● Passage provided:
○ ○ ○ ○ ○ ○ ○
Hello FF-enablers. Today I present a tool to help you calculate what chemicals and amounts to use in your custom made OT grenades. Links are at the bottom.

How does it work?

If you're not familiar with Desmos, it's basically an online graphing calculator thing. You can do lots of cool shit with it. I used two different Desmos graphs to calculate grenade effects. One calculates flame mixes, the other calculates explosive mixes. The way it works is that each axis represents one of the chemicals you want to use, then regions of the graph are shaded based on the resulting flame or explosion statistics (radius, intensity, and duration or power and falloff).

No, I mean how do I use it?

There are instructions on the fucking graphs. But if you need me to spell it out for you step by step, here you go.
  1. Pick which casing you are going to use, then use the chem capacity of that casing as C_max, and if you're on the explosive calculator, set the default falloff for that casing as F_default.
  2. Set the final statistics (Power & Falloff or Intensity, Radius, & duration) to the desired statistics you're looking for. Usually you just want your casing maximum for these, except falloff, which you will want at the minimum value of 25.
  3. Enter the chems you want to use in your grenade. Near the bottom, all the chem names are listed out. C_x will be on the X axis, and C_y will be on the y axis. C_z is weird and I'll talk about it later.
  4. Look at the fucking graph. Just look at it for a second.
○ ○ ○ ○ ○ ○ ○
● Raw data:
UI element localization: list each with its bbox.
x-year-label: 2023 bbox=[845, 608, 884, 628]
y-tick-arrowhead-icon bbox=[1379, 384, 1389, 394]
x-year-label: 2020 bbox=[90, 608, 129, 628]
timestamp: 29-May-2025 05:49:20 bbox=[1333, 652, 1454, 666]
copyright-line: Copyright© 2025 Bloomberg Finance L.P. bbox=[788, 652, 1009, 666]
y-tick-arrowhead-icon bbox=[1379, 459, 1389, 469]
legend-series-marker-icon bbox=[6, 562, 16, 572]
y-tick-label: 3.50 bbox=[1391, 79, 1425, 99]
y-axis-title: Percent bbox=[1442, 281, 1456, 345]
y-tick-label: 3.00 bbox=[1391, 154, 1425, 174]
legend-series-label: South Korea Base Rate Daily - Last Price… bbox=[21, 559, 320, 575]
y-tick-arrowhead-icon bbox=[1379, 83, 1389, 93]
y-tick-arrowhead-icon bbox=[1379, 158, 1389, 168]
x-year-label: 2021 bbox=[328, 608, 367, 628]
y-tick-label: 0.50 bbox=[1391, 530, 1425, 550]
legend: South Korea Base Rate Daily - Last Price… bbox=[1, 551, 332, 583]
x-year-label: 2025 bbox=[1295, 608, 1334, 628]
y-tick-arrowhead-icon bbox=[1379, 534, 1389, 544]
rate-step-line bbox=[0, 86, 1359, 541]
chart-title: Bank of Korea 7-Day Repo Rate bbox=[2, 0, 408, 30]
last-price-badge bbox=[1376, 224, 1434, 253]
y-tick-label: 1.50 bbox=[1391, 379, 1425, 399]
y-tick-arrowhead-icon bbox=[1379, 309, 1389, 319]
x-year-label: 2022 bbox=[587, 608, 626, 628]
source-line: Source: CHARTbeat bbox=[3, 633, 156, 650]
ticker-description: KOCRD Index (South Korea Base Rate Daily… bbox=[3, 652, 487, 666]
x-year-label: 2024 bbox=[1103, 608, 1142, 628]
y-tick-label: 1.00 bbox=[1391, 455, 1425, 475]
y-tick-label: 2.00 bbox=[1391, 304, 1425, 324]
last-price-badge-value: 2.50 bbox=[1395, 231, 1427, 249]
○ ○ ○ ○ ○ ○ ○
List every flame or explosion statistic that the grenade calculator guide above names as a result the graphs show.

Radius, intensity, duration, power, falloff